## Dataset records:
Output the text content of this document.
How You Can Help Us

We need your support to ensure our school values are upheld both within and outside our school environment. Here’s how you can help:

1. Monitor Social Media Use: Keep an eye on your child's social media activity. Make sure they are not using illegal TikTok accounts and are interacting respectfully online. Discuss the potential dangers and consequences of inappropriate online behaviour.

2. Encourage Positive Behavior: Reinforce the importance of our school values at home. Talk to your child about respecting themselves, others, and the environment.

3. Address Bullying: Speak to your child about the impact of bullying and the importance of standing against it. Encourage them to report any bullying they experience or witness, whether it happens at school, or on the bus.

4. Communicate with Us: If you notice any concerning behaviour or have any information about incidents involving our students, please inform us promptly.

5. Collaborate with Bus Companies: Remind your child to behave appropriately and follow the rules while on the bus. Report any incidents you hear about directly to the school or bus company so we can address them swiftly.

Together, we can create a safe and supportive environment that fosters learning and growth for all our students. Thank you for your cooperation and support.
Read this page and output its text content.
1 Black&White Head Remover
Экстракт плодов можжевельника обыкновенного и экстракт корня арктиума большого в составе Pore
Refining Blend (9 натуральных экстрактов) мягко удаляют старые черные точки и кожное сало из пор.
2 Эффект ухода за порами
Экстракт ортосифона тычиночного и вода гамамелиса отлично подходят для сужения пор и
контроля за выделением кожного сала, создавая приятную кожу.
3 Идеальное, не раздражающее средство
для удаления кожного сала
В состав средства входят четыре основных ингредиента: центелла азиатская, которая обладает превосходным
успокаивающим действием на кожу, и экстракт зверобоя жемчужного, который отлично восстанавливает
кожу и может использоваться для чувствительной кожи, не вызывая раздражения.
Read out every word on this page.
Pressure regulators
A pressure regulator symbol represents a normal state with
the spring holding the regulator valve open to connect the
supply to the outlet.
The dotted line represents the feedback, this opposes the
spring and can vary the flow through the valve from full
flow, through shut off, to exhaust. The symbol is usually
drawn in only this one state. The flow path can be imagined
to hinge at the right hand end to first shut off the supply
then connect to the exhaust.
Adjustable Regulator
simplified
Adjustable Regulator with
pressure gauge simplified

## What is required:
Select and copy every line from the records that includes the word "importance".

## Task solution:
2. Encourage Positive Behavior: Reinforce the importance of our school values at home. Talk to your child about respecting themselves, others, and the environment.
3. Address Bullying: Speak to your child about the impact of bullying and the importance of standing against it. Encourage them to report any bullying they experience or witness, whether it happens at school, or on the bus.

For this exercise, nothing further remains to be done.